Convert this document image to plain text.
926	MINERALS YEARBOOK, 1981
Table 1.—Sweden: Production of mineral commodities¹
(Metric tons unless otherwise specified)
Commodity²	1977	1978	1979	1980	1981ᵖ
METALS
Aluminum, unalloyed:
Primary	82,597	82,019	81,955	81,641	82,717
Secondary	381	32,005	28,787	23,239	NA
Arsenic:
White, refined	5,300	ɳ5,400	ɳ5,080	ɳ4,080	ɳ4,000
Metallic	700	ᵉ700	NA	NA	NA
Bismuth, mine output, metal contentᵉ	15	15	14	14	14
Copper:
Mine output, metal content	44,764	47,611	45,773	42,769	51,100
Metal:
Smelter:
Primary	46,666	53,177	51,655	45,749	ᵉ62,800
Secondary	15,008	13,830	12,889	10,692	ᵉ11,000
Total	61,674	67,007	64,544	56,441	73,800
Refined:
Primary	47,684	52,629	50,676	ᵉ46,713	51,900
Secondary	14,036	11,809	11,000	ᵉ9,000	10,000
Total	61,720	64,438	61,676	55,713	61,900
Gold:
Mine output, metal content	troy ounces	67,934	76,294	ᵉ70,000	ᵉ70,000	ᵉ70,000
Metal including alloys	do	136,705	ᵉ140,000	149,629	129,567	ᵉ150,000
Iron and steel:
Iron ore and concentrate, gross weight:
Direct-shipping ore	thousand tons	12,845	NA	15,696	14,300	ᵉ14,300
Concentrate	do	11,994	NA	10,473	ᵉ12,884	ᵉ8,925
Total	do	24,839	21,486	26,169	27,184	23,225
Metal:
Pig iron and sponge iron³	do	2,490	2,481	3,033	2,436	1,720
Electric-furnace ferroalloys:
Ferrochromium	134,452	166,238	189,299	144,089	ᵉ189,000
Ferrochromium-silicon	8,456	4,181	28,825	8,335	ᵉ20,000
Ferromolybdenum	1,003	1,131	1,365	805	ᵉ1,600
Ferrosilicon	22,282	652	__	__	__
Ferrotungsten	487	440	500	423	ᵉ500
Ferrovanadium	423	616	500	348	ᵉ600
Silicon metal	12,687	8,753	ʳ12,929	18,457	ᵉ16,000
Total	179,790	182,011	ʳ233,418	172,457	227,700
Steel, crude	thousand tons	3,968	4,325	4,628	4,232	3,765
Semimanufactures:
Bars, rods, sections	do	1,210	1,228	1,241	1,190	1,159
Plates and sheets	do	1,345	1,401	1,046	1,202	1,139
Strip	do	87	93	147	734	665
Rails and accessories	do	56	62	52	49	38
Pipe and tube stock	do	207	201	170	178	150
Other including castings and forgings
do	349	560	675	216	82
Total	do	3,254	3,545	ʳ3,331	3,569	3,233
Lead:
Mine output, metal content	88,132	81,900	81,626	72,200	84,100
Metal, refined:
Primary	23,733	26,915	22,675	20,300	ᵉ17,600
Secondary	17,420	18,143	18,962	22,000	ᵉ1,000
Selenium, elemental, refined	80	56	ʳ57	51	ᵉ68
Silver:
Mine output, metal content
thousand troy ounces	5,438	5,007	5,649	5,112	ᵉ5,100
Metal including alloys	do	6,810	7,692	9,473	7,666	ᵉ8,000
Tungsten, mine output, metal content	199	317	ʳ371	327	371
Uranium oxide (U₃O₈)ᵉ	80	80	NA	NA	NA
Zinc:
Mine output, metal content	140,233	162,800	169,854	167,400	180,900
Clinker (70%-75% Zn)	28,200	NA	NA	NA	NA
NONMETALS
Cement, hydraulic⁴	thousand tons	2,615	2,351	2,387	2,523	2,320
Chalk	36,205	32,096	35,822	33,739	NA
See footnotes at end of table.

**WHAT YOU NEED TO DO**
Extract all lines of the records above that include "including".

**THE RESULT**
Metal including alloys	do	136,705	ᵉ140,000	149,629	129,567	ᵉ150,000
Other including castings and forgings
Metal including alloys	do	6,810	7,692	9,473	7,666	ᵉ8,000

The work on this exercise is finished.